== TASK DIRECTIONS ==
Using the data below, gather each line that includes the word "title".

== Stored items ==

....

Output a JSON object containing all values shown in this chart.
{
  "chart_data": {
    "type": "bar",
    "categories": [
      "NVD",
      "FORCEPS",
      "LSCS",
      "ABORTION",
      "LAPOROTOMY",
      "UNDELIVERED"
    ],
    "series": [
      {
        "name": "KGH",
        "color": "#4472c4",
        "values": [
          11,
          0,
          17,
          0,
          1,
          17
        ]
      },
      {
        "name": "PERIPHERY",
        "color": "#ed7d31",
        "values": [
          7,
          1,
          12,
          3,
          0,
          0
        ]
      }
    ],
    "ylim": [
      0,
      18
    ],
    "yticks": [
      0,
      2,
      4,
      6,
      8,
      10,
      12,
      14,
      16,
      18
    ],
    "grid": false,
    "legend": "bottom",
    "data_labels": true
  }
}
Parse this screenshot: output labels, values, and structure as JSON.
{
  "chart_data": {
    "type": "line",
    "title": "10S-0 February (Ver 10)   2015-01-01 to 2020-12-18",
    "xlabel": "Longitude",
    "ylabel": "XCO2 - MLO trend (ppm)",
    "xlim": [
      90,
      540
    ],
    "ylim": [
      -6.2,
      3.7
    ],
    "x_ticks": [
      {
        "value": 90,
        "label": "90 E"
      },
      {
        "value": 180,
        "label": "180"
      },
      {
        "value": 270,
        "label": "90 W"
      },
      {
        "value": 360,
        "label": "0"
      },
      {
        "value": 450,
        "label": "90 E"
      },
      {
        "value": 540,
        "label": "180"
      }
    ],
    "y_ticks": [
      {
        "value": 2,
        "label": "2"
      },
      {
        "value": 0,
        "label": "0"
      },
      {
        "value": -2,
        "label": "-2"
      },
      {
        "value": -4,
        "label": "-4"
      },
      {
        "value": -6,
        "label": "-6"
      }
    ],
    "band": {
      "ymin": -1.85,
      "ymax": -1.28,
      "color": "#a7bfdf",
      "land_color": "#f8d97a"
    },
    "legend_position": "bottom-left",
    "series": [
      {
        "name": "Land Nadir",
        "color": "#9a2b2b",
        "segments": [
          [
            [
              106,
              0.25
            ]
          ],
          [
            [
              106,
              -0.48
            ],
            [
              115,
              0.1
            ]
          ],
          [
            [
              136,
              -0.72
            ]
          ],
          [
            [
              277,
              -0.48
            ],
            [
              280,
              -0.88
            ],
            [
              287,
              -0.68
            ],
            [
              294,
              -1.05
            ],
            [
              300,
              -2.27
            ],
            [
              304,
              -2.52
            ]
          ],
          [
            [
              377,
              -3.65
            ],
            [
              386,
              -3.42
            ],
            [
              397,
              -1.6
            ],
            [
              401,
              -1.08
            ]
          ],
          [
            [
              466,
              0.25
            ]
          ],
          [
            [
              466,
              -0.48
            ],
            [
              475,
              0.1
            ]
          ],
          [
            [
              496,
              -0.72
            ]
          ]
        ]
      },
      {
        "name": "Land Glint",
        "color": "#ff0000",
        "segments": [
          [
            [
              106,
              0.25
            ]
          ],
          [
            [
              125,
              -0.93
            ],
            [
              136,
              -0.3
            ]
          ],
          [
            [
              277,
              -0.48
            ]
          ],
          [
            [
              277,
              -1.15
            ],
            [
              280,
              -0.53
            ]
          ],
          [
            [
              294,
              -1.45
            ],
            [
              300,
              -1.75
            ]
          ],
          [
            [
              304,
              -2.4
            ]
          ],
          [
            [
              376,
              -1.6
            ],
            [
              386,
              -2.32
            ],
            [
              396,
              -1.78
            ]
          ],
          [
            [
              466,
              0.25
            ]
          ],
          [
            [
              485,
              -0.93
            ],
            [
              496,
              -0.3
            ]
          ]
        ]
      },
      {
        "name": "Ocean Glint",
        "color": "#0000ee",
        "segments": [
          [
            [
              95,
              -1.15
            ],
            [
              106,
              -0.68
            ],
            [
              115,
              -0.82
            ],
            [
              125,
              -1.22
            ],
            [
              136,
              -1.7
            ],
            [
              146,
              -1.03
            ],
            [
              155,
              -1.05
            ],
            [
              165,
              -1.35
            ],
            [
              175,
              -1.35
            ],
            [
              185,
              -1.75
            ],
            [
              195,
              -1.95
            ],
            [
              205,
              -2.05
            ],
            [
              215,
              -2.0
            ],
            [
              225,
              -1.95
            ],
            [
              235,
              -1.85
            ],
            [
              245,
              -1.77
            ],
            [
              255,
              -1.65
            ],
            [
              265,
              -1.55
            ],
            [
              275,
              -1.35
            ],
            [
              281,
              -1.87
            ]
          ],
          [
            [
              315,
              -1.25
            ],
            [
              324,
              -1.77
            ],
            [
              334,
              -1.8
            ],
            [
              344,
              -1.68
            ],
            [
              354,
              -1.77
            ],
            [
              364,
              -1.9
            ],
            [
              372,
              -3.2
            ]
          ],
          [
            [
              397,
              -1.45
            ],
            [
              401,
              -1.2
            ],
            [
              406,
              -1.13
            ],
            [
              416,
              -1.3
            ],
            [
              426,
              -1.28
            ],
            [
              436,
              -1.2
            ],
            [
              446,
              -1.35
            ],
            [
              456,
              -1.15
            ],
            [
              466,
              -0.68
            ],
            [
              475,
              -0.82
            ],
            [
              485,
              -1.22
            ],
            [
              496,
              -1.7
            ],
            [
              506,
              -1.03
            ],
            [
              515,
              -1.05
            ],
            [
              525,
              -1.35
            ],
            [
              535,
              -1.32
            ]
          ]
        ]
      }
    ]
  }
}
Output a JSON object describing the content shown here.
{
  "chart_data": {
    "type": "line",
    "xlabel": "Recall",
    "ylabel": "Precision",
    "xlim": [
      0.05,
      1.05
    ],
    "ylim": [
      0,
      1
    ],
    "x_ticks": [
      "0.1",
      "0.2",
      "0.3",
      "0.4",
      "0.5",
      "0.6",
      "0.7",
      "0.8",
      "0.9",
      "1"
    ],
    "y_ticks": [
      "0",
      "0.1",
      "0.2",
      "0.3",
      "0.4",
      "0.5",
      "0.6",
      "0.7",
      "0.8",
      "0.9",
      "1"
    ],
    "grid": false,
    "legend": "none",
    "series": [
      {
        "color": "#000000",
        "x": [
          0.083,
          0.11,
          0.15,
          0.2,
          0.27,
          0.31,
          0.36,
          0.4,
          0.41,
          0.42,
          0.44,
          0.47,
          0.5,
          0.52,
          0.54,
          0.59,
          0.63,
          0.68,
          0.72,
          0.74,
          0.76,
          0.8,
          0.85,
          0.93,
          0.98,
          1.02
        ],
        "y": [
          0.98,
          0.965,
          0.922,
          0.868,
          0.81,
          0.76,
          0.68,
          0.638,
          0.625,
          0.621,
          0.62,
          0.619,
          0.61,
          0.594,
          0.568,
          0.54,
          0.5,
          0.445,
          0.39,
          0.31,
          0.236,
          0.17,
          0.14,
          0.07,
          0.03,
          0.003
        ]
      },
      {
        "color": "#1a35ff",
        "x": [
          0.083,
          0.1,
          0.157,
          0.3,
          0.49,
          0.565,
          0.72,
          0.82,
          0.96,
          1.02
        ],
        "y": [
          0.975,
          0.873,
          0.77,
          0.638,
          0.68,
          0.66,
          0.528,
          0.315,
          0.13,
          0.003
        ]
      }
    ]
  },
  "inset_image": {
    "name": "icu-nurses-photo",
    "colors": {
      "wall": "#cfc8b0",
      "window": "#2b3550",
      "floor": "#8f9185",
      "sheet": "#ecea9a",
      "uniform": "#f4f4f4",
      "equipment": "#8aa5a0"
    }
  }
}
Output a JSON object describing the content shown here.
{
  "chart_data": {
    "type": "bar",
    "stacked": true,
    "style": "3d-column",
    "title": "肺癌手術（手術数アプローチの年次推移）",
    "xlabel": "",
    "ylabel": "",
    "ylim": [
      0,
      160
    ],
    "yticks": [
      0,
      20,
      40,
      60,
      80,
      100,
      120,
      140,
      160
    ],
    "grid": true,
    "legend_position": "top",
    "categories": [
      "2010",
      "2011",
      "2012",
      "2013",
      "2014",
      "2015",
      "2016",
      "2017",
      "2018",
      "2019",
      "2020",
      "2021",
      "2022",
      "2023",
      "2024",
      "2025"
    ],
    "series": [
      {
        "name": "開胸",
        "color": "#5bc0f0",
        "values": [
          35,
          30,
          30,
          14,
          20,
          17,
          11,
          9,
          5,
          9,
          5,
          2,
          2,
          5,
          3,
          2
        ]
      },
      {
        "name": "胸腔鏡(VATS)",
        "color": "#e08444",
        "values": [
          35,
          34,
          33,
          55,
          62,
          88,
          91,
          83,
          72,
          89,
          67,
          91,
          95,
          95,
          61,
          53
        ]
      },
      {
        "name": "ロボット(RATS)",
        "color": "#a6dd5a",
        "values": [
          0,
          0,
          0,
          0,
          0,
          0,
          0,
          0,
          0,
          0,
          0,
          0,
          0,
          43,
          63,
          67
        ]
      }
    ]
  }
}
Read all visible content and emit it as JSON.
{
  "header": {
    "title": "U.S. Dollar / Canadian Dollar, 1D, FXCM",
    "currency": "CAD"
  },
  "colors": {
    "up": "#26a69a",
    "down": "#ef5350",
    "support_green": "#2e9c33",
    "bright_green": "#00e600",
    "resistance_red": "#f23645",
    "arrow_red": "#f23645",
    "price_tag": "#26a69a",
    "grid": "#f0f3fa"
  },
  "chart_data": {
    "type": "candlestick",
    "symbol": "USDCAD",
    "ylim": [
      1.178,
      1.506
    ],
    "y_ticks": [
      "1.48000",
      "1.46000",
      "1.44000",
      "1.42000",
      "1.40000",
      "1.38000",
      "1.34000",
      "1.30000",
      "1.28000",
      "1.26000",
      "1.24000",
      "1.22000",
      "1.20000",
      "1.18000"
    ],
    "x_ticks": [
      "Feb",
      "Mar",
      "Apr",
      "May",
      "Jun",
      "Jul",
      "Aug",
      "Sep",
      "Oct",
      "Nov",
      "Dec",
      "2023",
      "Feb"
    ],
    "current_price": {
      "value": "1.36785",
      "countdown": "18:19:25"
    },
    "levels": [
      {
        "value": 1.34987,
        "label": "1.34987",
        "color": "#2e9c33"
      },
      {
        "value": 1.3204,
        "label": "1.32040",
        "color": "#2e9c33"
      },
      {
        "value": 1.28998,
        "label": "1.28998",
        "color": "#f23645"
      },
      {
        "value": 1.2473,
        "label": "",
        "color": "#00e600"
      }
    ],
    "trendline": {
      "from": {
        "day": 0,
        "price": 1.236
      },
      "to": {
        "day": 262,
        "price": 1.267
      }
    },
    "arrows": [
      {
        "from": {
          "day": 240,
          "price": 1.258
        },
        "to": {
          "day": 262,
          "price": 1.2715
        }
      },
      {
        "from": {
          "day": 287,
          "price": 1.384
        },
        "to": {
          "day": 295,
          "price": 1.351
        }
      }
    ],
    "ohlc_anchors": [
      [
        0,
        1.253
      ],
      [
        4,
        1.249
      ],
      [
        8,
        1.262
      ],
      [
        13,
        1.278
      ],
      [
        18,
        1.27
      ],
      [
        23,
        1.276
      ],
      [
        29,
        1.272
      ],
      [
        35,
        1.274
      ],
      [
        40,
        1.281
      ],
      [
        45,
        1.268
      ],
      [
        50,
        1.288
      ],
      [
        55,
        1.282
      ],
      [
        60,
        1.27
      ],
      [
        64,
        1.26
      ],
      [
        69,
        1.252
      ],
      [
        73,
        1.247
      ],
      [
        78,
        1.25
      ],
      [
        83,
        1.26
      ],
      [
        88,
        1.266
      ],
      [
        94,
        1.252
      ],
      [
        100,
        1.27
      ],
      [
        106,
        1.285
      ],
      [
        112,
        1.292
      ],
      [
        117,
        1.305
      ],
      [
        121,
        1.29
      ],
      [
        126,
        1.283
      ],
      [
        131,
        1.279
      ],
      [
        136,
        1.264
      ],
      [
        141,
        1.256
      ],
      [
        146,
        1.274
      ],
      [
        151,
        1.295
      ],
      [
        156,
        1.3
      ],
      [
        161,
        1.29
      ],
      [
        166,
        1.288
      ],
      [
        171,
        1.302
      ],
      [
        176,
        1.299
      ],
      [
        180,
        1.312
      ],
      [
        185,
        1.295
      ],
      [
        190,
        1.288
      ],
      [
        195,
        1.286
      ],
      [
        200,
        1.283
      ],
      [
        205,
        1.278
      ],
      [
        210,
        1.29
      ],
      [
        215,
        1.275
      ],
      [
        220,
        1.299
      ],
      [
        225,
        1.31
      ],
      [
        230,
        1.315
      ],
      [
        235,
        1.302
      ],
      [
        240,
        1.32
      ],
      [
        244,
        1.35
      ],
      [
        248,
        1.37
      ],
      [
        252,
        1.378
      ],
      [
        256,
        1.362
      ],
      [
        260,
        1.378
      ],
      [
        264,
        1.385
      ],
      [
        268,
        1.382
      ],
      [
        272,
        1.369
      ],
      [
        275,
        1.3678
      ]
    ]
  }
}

....

== TASK RESULT ==
    "title": "10S-0 February (Ver 10)   2015-01-01 to 2020-12-18",
    "title": "肺癌手術（手術数アプローチの年次推移）",
    "title": "U.S. Dollar / Canadian Dollar, 1D, FXCM",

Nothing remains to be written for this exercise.